▼

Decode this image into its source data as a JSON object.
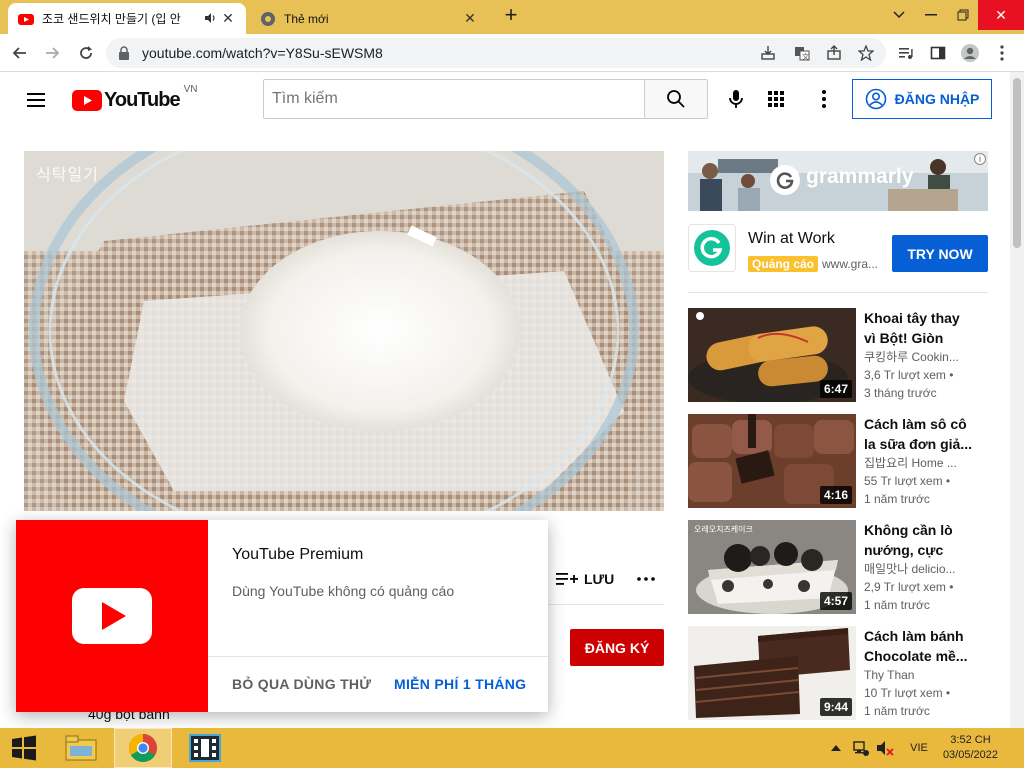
{
  "browser": {
    "tabs": [
      {
        "title": "조코 샌드위치 만들기 (입 안",
        "active": true
      },
      {
        "title": "Thẻ mới",
        "active": false
      }
    ],
    "new_tab_icon": "plus-icon",
    "url": "youtube.com/watch?v=Y8Su-sEWSM8"
  },
  "youtube": {
    "logo_text": "YouTube",
    "region": "VN",
    "search_placeholder": "Tìm kiếm",
    "sign_in": "ĐĂNG NHẬP",
    "video_watermark": "식탁일기"
  },
  "ad": {
    "brand": "grammarly",
    "headline": "Win at Work",
    "badge": "Quảng cáo",
    "domain": "www.gra...",
    "cta": "TRY NOW"
  },
  "related": [
    {
      "title": "Khoai tây thay vì Bột! Giòn và...",
      "channel": "쿠킹하루 Cookin...",
      "views": "3,6 Tr lượt xem •",
      "age": "3 tháng trước",
      "duration": "6:47"
    },
    {
      "title": "Cách làm sô cô la sữa đơn giả...",
      "channel": "집밥요리 Home ...",
      "views": "55 Tr lượt xem •",
      "age": "1 năm trước",
      "duration": "4:16"
    },
    {
      "title": "Không cần lò nướng, cực kỳ...",
      "channel": "매일맛나 delicio...",
      "views": "2,9 Tr lượt xem •",
      "age": "1 năm trước",
      "duration": "4:57"
    },
    {
      "title": "Cách làm bánh Chocolate mề...",
      "channel": "Thy Than",
      "views": "10 Tr lượt xem •",
      "age": "1 năm trước",
      "duration": "9:44"
    }
  ],
  "thumb3_caption": "오레오치즈케이크",
  "actions": {
    "save": "LƯU",
    "subscribe": "ĐĂNG KÝ",
    "description_peek": "40g bột bánh"
  },
  "premium": {
    "title": "YouTube Premium",
    "subtitle": "Dùng YouTube không có quảng cáo",
    "skip": "BỎ QUA DÙNG THỬ",
    "free": "MIỄN PHÍ 1 THÁNG"
  },
  "taskbar": {
    "lang": "VIE",
    "time": "3:52 CH",
    "date": "03/05/2022"
  },
  "colors": {
    "youtube_red": "#ff0000",
    "link_blue": "#065fd4",
    "subscribe_red": "#cc0000",
    "taskbar": "#e8b93c",
    "tabstrip": "#e8c156"
  }
}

▲

_Your objective_
Working from the material above, transcribe it exactly while omitting pictures.

_Full answer_
Decode this image into its source data as a JSON object.
{
  "browser": {
    "tabs": [
      {
        "title": "조코 샌드위치 만들기 (입 안",
        "active": true
      },
      {
        "title": "Thẻ mới",
        "active": false
      }
    ],
    "new_tab_icon": "plus-icon",
    "url": "youtube.com/watch?v=Y8Su-sEWSM8"
  },
  "youtube": {
    "logo_text": "YouTube",
    "region": "VN",
    "search_placeholder": "Tìm kiếm",
    "sign_in": "ĐĂNG NHẬP",
    "video_watermark": "식탁일기"
  },
  "ad": {
    "brand": "grammarly",
    "headline": "Win at Work",
    "badge": "Quảng cáo",
    "domain": "www.gra...",
    "cta": "TRY NOW"
  },
  "related": [
    {
      "title": "Khoai tây thay vì Bột! Giòn và...",
      "channel": "쿠킹하루 Cookin...",
      "views": "3,6 Tr lượt xem •",
      "age": "3 tháng trước",
      "duration": "6:47"
    },
    {
      "title": "Cách làm sô cô la sữa đơn giả...",
      "channel": "집밥요리 Home ...",
      "views": "55 Tr lượt xem •",
      "age": "1 năm trước",
      "duration": "4:16"
    },
    {
      "title": "Không cần lò nướng, cực kỳ...",
      "channel": "매일맛나 delicio...",
      "views": "2,9 Tr lượt xem •",
      "age": "1 năm trước",
      "duration": "4:57"
    },
    {
      "title": "Cách làm bánh Chocolate mề...",
      "channel": "Thy Than",
      "views": "10 Tr lượt xem •",
      "age": "1 năm trước",
      "duration": "9:44"
    }
  ],
  "thumb3_caption": "오레오치즈케이크",
  "actions": {
    "save": "LƯU",
    "subscribe": "ĐĂNG KÝ",
    "description_peek": "40g bột bánh"
  },
  "premium": {
    "title": "YouTube Premium",
    "subtitle": "Dùng YouTube không có quảng cáo",
    "skip": "BỎ QUA DÙNG THỬ",
    "free": "MIỄN PHÍ 1 THÁNG"
  },
  "taskbar": {
    "lang": "VIE",
    "time": "3:52 CH",
    "date": "03/05/2022"
  },
  "colors": {
    "youtube_red": "#ff0000",
    "link_blue": "#065fd4",
    "subscribe_red": "#cc0000",
    "taskbar": "#e8b93c",
    "tabstrip": "#e8c156"
  }
}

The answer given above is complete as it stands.